- TASK DATA

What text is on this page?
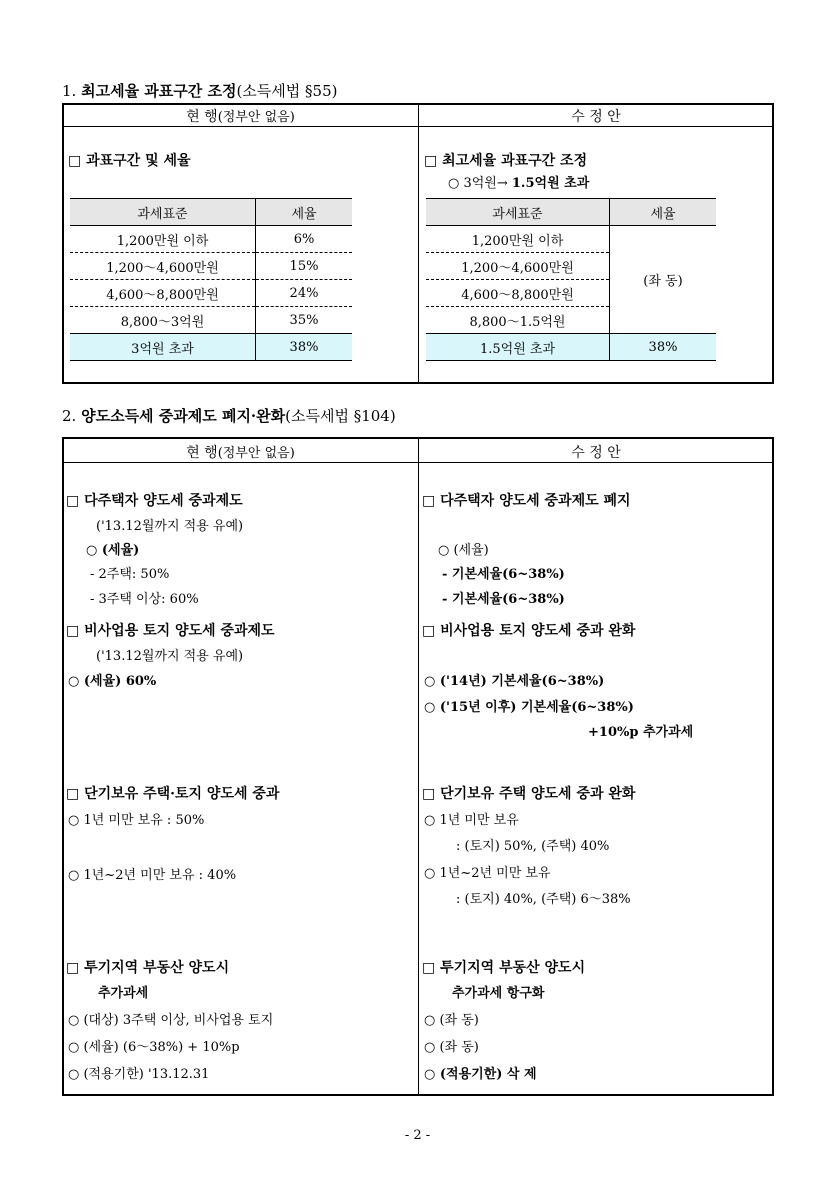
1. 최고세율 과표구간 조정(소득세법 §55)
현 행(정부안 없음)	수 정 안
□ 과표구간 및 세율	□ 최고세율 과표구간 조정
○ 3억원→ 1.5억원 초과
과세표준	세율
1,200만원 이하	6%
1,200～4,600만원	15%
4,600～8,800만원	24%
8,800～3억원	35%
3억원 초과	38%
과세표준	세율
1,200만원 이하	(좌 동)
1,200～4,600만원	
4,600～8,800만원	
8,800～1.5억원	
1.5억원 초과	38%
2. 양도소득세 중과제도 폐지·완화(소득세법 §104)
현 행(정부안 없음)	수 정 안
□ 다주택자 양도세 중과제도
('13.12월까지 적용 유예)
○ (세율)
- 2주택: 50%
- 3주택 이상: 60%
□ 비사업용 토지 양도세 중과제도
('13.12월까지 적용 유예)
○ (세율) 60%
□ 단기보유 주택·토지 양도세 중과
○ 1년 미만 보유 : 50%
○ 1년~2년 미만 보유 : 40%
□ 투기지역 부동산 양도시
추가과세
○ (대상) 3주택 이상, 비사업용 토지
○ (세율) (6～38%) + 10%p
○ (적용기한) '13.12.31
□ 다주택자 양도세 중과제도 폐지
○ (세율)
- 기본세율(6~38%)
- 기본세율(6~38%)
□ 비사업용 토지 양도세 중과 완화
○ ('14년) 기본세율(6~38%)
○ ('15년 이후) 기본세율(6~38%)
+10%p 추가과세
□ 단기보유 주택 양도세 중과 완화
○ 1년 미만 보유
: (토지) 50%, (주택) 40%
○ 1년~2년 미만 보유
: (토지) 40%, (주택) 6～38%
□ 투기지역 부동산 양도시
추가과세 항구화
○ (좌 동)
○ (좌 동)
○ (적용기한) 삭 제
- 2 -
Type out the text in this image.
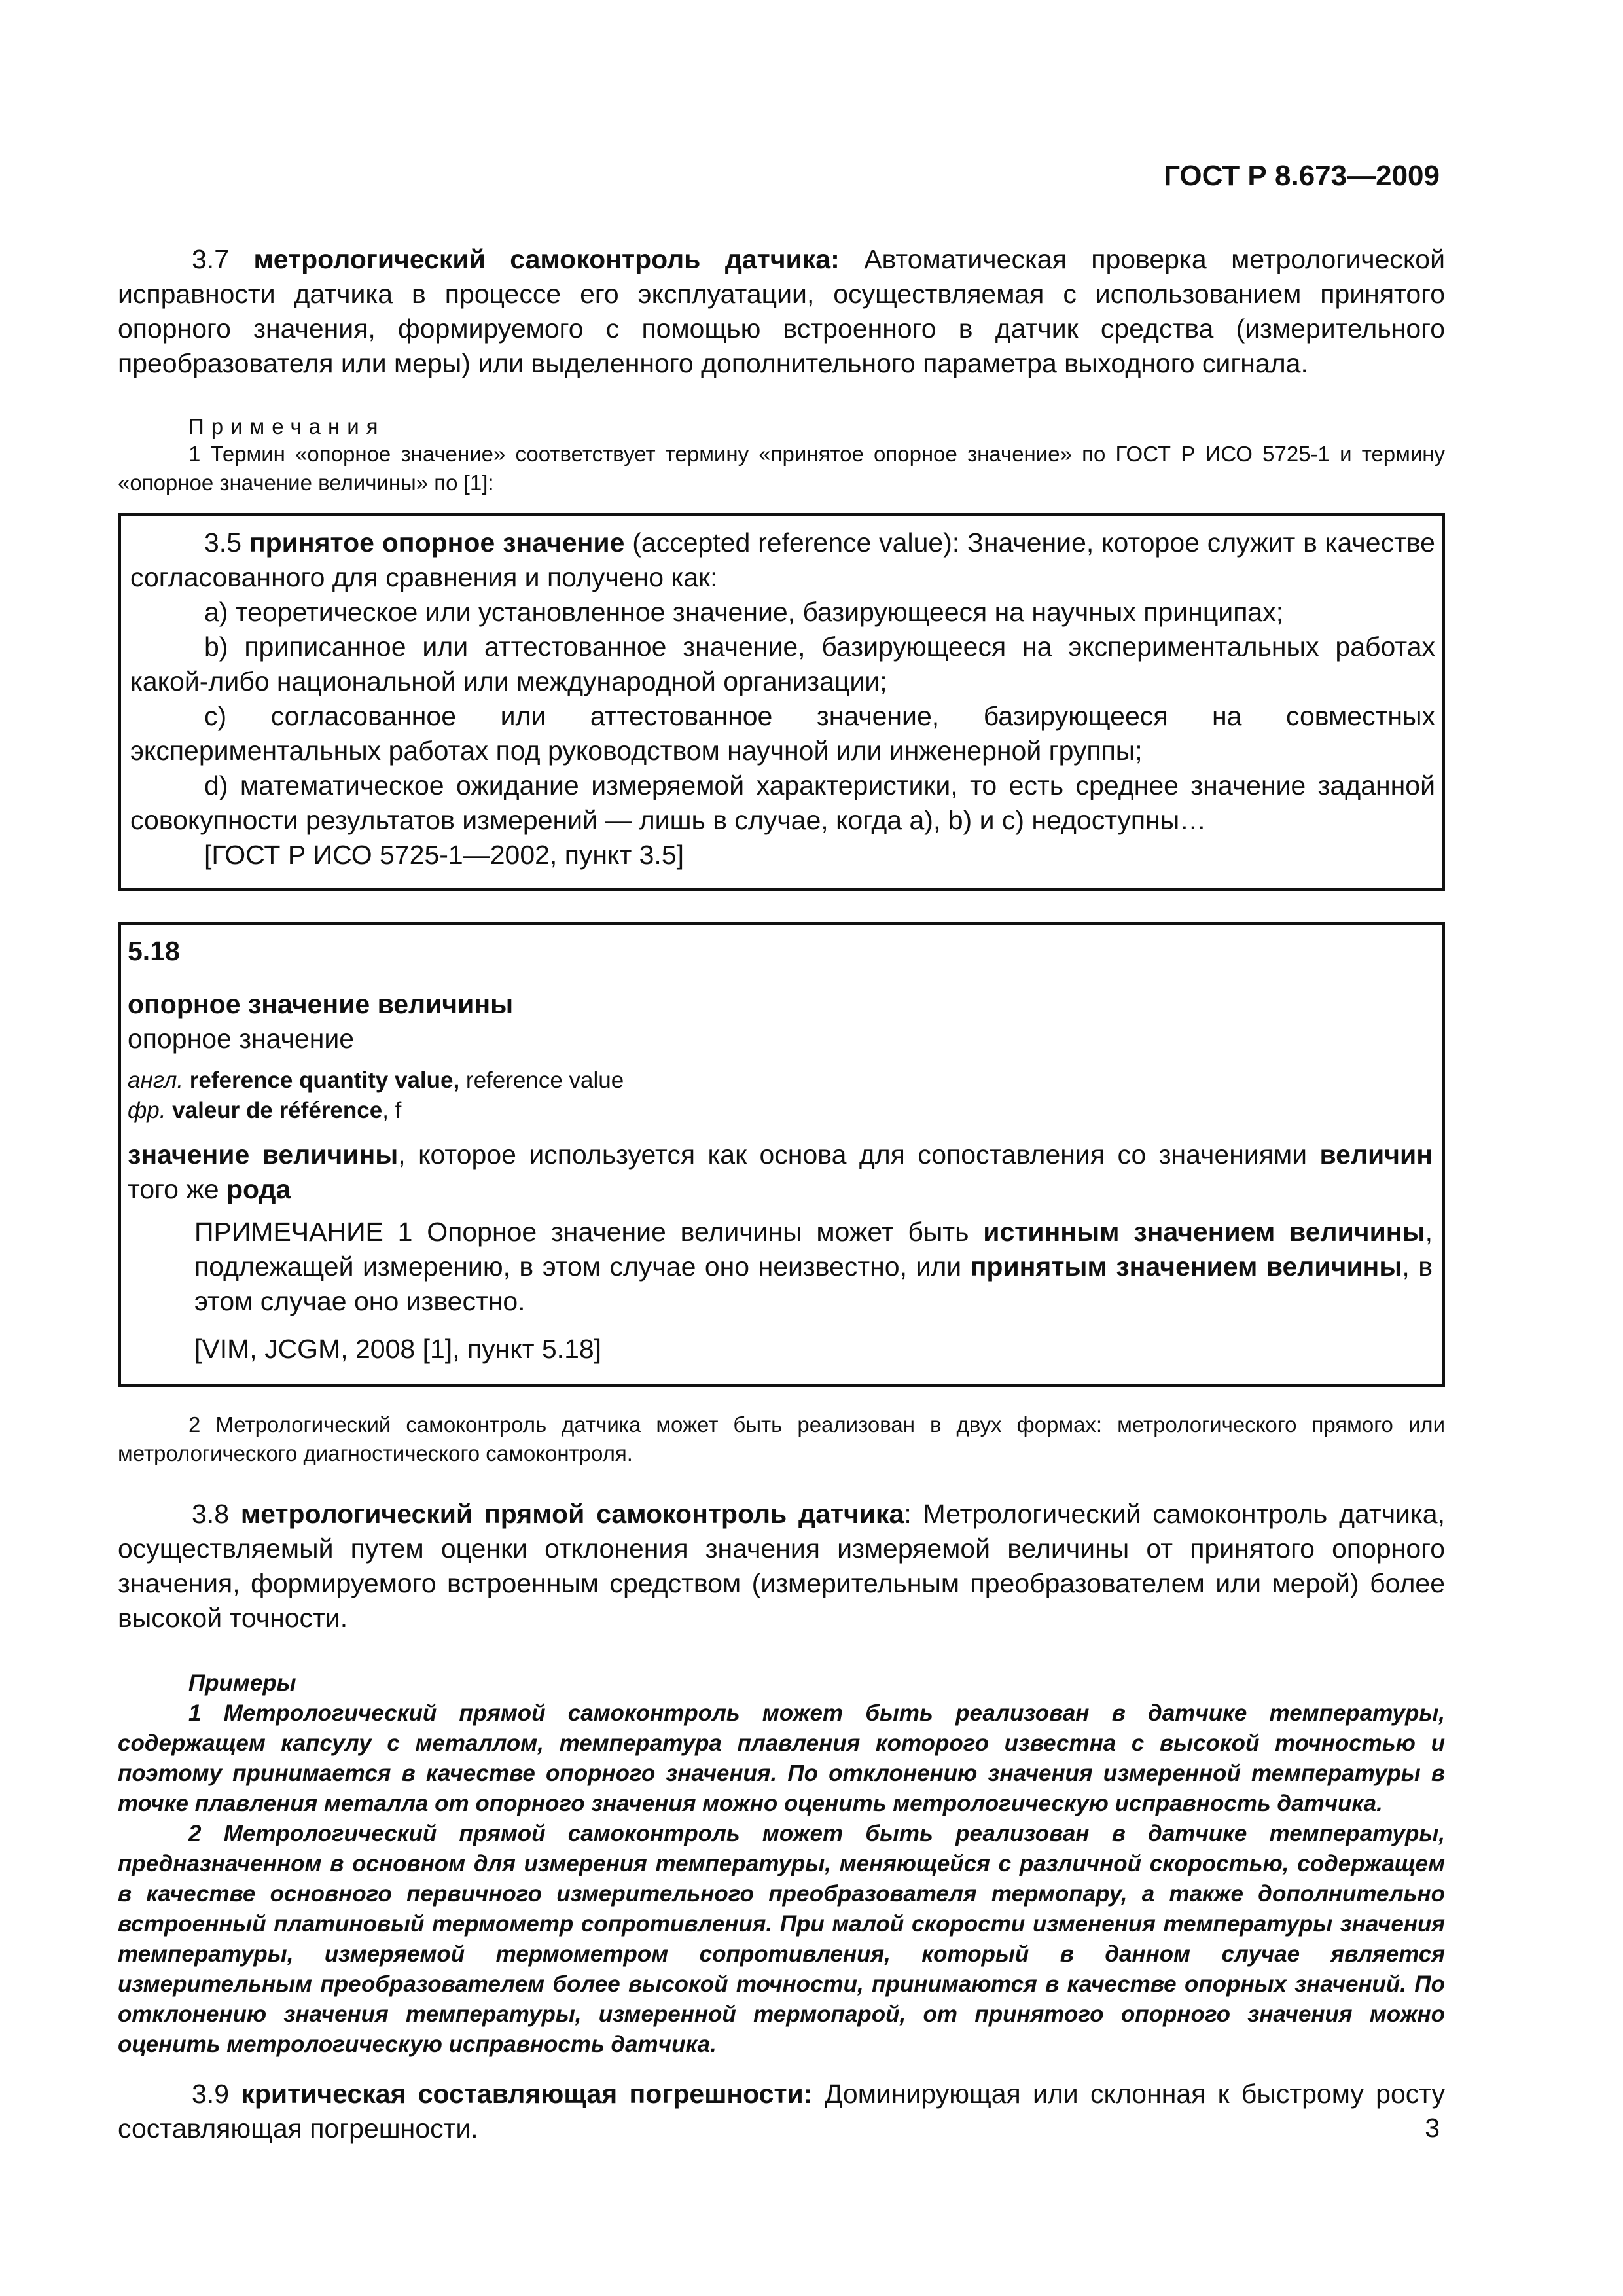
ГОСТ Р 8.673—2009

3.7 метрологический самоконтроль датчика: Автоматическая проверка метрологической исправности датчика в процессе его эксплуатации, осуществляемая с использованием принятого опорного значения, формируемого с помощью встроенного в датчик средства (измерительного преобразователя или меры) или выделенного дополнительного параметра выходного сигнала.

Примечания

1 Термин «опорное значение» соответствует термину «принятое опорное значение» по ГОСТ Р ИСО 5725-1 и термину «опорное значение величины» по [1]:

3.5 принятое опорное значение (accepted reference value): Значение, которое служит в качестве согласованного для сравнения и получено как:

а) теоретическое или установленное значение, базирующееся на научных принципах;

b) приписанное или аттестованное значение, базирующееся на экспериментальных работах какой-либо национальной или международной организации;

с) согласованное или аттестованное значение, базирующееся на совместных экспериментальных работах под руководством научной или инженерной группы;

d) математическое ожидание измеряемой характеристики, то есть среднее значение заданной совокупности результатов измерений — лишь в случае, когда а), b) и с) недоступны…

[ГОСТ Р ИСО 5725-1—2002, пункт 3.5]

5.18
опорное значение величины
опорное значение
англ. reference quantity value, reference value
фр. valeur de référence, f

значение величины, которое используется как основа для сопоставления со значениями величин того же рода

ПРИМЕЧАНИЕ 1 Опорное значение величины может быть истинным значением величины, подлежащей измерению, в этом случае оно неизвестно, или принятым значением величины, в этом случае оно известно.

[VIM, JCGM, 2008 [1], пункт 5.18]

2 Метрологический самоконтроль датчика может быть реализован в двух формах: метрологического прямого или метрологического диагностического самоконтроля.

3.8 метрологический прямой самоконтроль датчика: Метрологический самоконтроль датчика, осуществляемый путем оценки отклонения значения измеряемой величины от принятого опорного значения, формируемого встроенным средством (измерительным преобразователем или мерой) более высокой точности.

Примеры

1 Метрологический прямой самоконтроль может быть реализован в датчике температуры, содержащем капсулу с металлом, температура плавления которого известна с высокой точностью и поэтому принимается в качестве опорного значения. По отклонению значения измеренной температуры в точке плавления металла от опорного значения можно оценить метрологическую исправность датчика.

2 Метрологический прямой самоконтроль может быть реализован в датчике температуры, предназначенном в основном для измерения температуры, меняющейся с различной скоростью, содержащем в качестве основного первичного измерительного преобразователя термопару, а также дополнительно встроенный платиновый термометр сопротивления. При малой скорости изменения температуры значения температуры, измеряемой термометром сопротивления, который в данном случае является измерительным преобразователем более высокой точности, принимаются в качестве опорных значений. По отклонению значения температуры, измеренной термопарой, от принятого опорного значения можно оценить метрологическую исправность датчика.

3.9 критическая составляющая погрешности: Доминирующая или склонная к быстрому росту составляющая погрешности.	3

- AIM
Reproduce the listing exactly. Leave its pictures out.

- RESPONSE
What text is on this page?
1. 최고세율 과표구간 조정(소득세법 §55)
현 행(정부안 없음)	수 정 안
□ 과표구간 및 세율	□ 최고세율 과표구간 조정
○ 3억원→ 1.5억원 초과
과세표준	세율
1,200만원 이하	6%
1,200～4,600만원	15%
4,600～8,800만원	24%
8,800～3억원	35%
3억원 초과	38%
과세표준	세율
1,200만원 이하	(좌 동)
1,200～4,600만원	
4,600～8,800만원	
8,800～1.5억원	
1.5억원 초과	38%
2. 양도소득세 중과제도 폐지·완화(소득세법 §104)
현 행(정부안 없음)	수 정 안
□ 다주택자 양도세 중과제도
('13.12월까지 적용 유예)
○ (세율)
- 2주택: 50%
- 3주택 이상: 60%
□ 비사업용 토지 양도세 중과제도
('13.12월까지 적용 유예)
○ (세율) 60%
□ 단기보유 주택·토지 양도세 중과
○ 1년 미만 보유 : 50%
○ 1년~2년 미만 보유 : 40%
□ 투기지역 부동산 양도시
추가과세
○ (대상) 3주택 이상, 비사업용 토지
○ (세율) (6～38%) + 10%p
○ (적용기한) '13.12.31
□ 다주택자 양도세 중과제도 폐지
○ (세율)
- 기본세율(6~38%)
- 기본세율(6~38%)
□ 비사업용 토지 양도세 중과 완화
○ ('14년) 기본세율(6~38%)
○ ('15년 이후) 기본세율(6~38%)
+10%p 추가과세
□ 단기보유 주택 양도세 중과 완화
○ 1년 미만 보유
: (토지) 50%, (주택) 40%
○ 1년~2년 미만 보유
: (토지) 40%, (주택) 6～38%
□ 투기지역 부동산 양도시
추가과세 항구화
○ (좌 동)
○ (좌 동)
○ (적용기한) 삭 제
- 2 -
Type out the text in this image.
ГОСТ Р 8.673—2009

3.7 метрологический самоконтроль датчика: Автоматическая проверка метрологической исправности датчика в процессе его эксплуатации, осуществляемая с использованием принятого опорного значения, формируемого с помощью встроенного в датчик средства (измерительного преобразователя или меры) или выделенного дополнительного параметра выходного сигнала.

Примечания

1 Термин «опорное значение» соответствует термину «принятое опорное значение» по ГОСТ Р ИСО 5725-1 и термину «опорное значение величины» по [1]:

3.5 принятое опорное значение (accepted reference value): Значение, которое служит в качестве согласованного для сравнения и получено как:

а) теоретическое или установленное значение, базирующееся на научных принципах;

b) приписанное или аттестованное значение, базирующееся на экспериментальных работах какой-либо национальной или международной организации;

с) согласованное или аттестованное значение, базирующееся на совместных экспериментальных работах под руководством научной или инженерной группы;

d) математическое ожидание измеряемой характеристики, то есть среднее значение заданной совокупности результатов измерений — лишь в случае, когда а), b) и с) недоступны…

[ГОСТ Р ИСО 5725-1—2002, пункт 3.5]

5.18
опорное значение величины
опорное значение
англ. reference quantity value, reference value
фр. valeur de référence, f

значение величины, которое используется как основа для сопоставления со значениями величин того же рода

ПРИМЕЧАНИЕ 1 Опорное значение величины может быть истинным значением величины, подлежащей измерению, в этом случае оно неизвестно, или принятым значением величины, в этом случае оно известно.

[VIM, JCGM, 2008 [1], пункт 5.18]

2 Метрологический самоконтроль датчика может быть реализован в двух формах: метрологического прямого или метрологического диагностического самоконтроля.

3.8 метрологический прямой самоконтроль датчика: Метрологический самоконтроль датчика, осуществляемый путем оценки отклонения значения измеряемой величины от принятого опорного значения, формируемого встроенным средством (измерительным преобразователем или мерой) более высокой точности.

Примеры

1 Метрологический прямой самоконтроль может быть реализован в датчике температуры, содержащем капсулу с металлом, температура плавления которого известна с высокой точностью и поэтому принимается в качестве опорного значения. По отклонению значения измеренной температуры в точке плавления металла от опорного значения можно оценить метрологическую исправность датчика.

2 Метрологический прямой самоконтроль может быть реализован в датчике температуры, предназначенном в основном для измерения температуры, меняющейся с различной скоростью, содержащем в качестве основного первичного измерительного преобразователя термопару, а также дополнительно встроенный платиновый термометр сопротивления. При малой скорости изменения температуры значения температуры, измеряемой термометром сопротивления, который в данном случае является измерительным преобразователем более высокой точности, принимаются в качестве опорных значений. По отклонению значения температуры, измеренной термопарой, от принятого опорного значения можно оценить метрологическую исправность датчика.

3.9 критическая составляющая погрешности: Доминирующая или склонная к быстрому росту составляющая погрешности.	3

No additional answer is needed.